Write out the data below exactly as given, without any of its pictures.

* start RECORDS FOR PROCESSING *

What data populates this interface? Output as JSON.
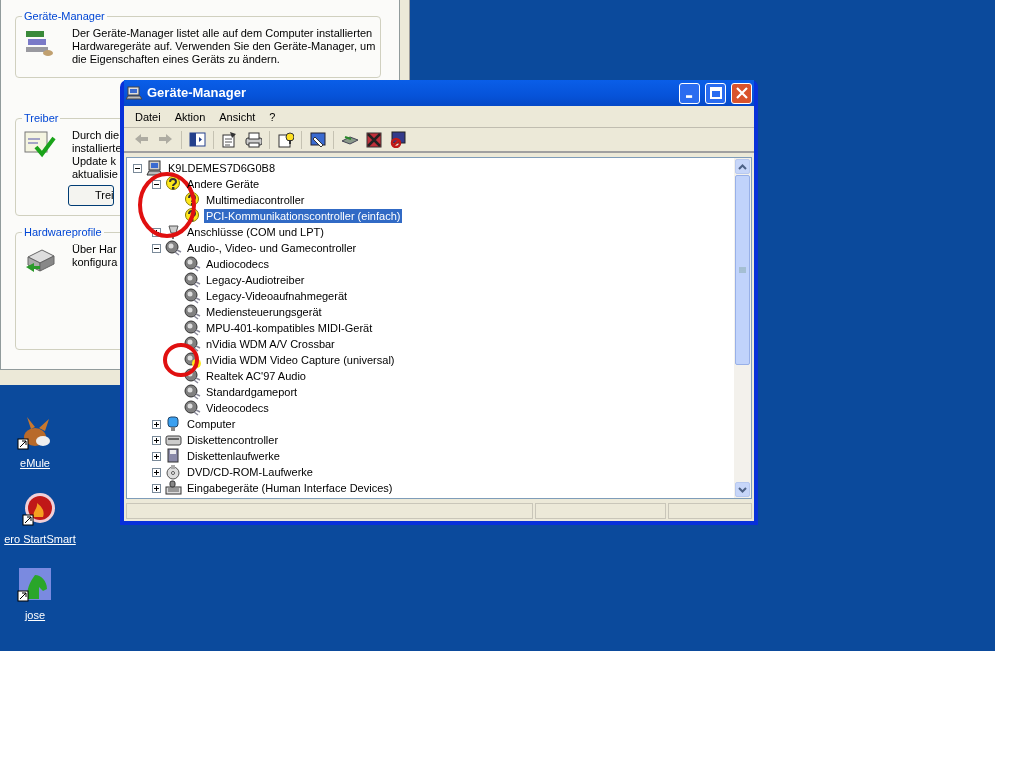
{
  "background_dialog": {
    "groups": [
      {
        "title": "Geräte-Manager",
        "lines": [
          "Der Geräte-Manager listet alle auf dem Computer installierten",
          "Hardwaregeräte auf. Verwenden Sie den Geräte-Manager, um",
          "die Eigenschaften eines Geräts zu ändern."
        ]
      },
      {
        "title": "Treiber",
        "lines": [
          "Durch die",
          "installierte",
          "Update k",
          "aktualisie"
        ],
        "button": "Trei"
      },
      {
        "title": "Hardwareprofile",
        "lines": [
          "Über Har",
          "konfigura"
        ]
      }
    ]
  },
  "desktop_icons": [
    {
      "label": "eMule"
    },
    {
      "label": "ero StartSmart"
    },
    {
      "label": "jose"
    }
  ],
  "window": {
    "title": "Geräte-Manager",
    "menu": [
      "Datei",
      "Aktion",
      "Ansicht",
      "?"
    ],
    "toolbar": [
      {
        "kind": "back",
        "disabled": true
      },
      {
        "kind": "forward",
        "disabled": true
      },
      {
        "kind": "sep"
      },
      {
        "kind": "tree",
        "disabled": false
      },
      {
        "kind": "sep"
      },
      {
        "kind": "properties",
        "disabled": false
      },
      {
        "kind": "print",
        "disabled": false
      },
      {
        "kind": "sep"
      },
      {
        "kind": "help",
        "disabled": false
      },
      {
        "kind": "sep"
      },
      {
        "kind": "scan",
        "disabled": false
      },
      {
        "kind": "sep"
      },
      {
        "kind": "update",
        "disabled": false
      },
      {
        "kind": "uninstall",
        "disabled": false
      },
      {
        "kind": "disable",
        "disabled": false
      }
    ],
    "tree": [
      {
        "label": "K9LDEMES7D6G0B8",
        "kind": "computer",
        "expanded": true,
        "selected": false,
        "children": [
          {
            "label": "Andere Geräte",
            "kind": "unknown",
            "expanded": true,
            "selected": false,
            "circled": true,
            "children": [
              {
                "label": "Multimediacontroller",
                "kind": "unknown",
                "selected": false
              },
              {
                "label": "PCI-Kommunikationscontroller (einfach)",
                "kind": "unknown",
                "selected": true
              }
            ]
          },
          {
            "label": "Anschlüsse (COM und LPT)",
            "kind": "port",
            "expanded": false,
            "selected": false
          },
          {
            "label": "Audio-, Video- und Gamecontroller",
            "kind": "sound",
            "expanded": true,
            "selected": false,
            "children": [
              {
                "label": "Audiocodecs",
                "kind": "sound",
                "selected": false
              },
              {
                "label": "Legacy-Audiotreiber",
                "kind": "sound",
                "selected": false
              },
              {
                "label": "Legacy-Videoaufnahmegerät",
                "kind": "sound",
                "selected": false
              },
              {
                "label": "Mediensteuerungsgerät",
                "kind": "sound",
                "selected": false
              },
              {
                "label": "MPU-401-kompatibles MIDI-Gerät",
                "kind": "sound",
                "selected": false
              },
              {
                "label": "nVidia WDM A/V Crossbar",
                "kind": "sound",
                "selected": false
              },
              {
                "label": "nVidia WDM Video Capture (universal)",
                "kind": "sound",
                "selected": false,
                "warning": true,
                "circled": true
              },
              {
                "label": "Realtek AC'97 Audio",
                "kind": "sound",
                "selected": false
              },
              {
                "label": "Standardgameport",
                "kind": "sound",
                "selected": false
              },
              {
                "label": "Videocodecs",
                "kind": "sound",
                "selected": false
              }
            ]
          },
          {
            "label": "Computer",
            "kind": "monitor",
            "expanded": false,
            "selected": false
          },
          {
            "label": "Diskettencontroller",
            "kind": "controller",
            "expanded": false,
            "selected": false
          },
          {
            "label": "Diskettenlaufwerke",
            "kind": "floppy",
            "expanded": false,
            "selected": false
          },
          {
            "label": "DVD/CD-ROM-Laufwerke",
            "kind": "cdrom",
            "expanded": false,
            "selected": false
          },
          {
            "label": "Eingabegeräte (Human Interface Devices)",
            "kind": "hid",
            "expanded": false,
            "selected": false
          }
        ]
      }
    ]
  }
}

* end RECORDS FOR PROCESSING *

WRITTEN ANSWER:
What data populates this interface? Output as JSON.
{
  "background_dialog": {
    "groups": [
      {
        "title": "Geräte-Manager",
        "lines": [
          "Der Geräte-Manager listet alle auf dem Computer installierten",
          "Hardwaregeräte auf. Verwenden Sie den Geräte-Manager, um",
          "die Eigenschaften eines Geräts zu ändern."
        ]
      },
      {
        "title": "Treiber",
        "lines": [
          "Durch die",
          "installierte",
          "Update k",
          "aktualisie"
        ],
        "button": "Trei"
      },
      {
        "title": "Hardwareprofile",
        "lines": [
          "Über Har",
          "konfigura"
        ]
      }
    ]
  },
  "desktop_icons": [
    {
      "label": "eMule"
    },
    {
      "label": "ero StartSmart"
    },
    {
      "label": "jose"
    }
  ],
  "window": {
    "title": "Geräte-Manager",
    "menu": [
      "Datei",
      "Aktion",
      "Ansicht",
      "?"
    ],
    "toolbar": [
      {
        "kind": "back",
        "disabled": true
      },
      {
        "kind": "forward",
        "disabled": true
      },
      {
        "kind": "sep"
      },
      {
        "kind": "tree",
        "disabled": false
      },
      {
        "kind": "sep"
      },
      {
        "kind": "properties",
        "disabled": false
      },
      {
        "kind": "print",
        "disabled": false
      },
      {
        "kind": "sep"
      },
      {
        "kind": "help",
        "disabled": false
      },
      {
        "kind": "sep"
      },
      {
        "kind": "scan",
        "disabled": false
      },
      {
        "kind": "sep"
      },
      {
        "kind": "update",
        "disabled": false
      },
      {
        "kind": "uninstall",
        "disabled": false
      },
      {
        "kind": "disable",
        "disabled": false
      }
    ],
    "tree": [
      {
        "label": "K9LDEMES7D6G0B8",
        "kind": "computer",
        "expanded": true,
        "selected": false,
        "children": [
          {
            "label": "Andere Geräte",
            "kind": "unknown",
            "expanded": true,
            "selected": false,
            "circled": true,
            "children": [
              {
                "label": "Multimediacontroller",
                "kind": "unknown",
                "selected": false
              },
              {
                "label": "PCI-Kommunikationscontroller (einfach)",
                "kind": "unknown",
                "selected": true
              }
            ]
          },
          {
            "label": "Anschlüsse (COM und LPT)",
            "kind": "port",
            "expanded": false,
            "selected": false
          },
          {
            "label": "Audio-, Video- und Gamecontroller",
            "kind": "sound",
            "expanded": true,
            "selected": false,
            "children": [
              {
                "label": "Audiocodecs",
                "kind": "sound",
                "selected": false
              },
              {
                "label": "Legacy-Audiotreiber",
                "kind": "sound",
                "selected": false
              },
              {
                "label": "Legacy-Videoaufnahmegerät",
                "kind": "sound",
                "selected": false
              },
              {
                "label": "Mediensteuerungsgerät",
                "kind": "sound",
                "selected": false
              },
              {
                "label": "MPU-401-kompatibles MIDI-Gerät",
                "kind": "sound",
                "selected": false
              },
              {
                "label": "nVidia WDM A/V Crossbar",
                "kind": "sound",
                "selected": false
              },
              {
                "label": "nVidia WDM Video Capture (universal)",
                "kind": "sound",
                "selected": false,
                "warning": true,
                "circled": true
              },
              {
                "label": "Realtek AC'97 Audio",
                "kind": "sound",
                "selected": false
              },
              {
                "label": "Standardgameport",
                "kind": "sound",
                "selected": false
              },
              {
                "label": "Videocodecs",
                "kind": "sound",
                "selected": false
              }
            ]
          },
          {
            "label": "Computer",
            "kind": "monitor",
            "expanded": false,
            "selected": false
          },
          {
            "label": "Diskettencontroller",
            "kind": "controller",
            "expanded": false,
            "selected": false
          },
          {
            "label": "Diskettenlaufwerke",
            "kind": "floppy",
            "expanded": false,
            "selected": false
          },
          {
            "label": "DVD/CD-ROM-Laufwerke",
            "kind": "cdrom",
            "expanded": false,
            "selected": false
          },
          {
            "label": "Eingabegeräte (Human Interface Devices)",
            "kind": "hid",
            "expanded": false,
            "selected": false
          }
        ]
      }
    ]
  }
}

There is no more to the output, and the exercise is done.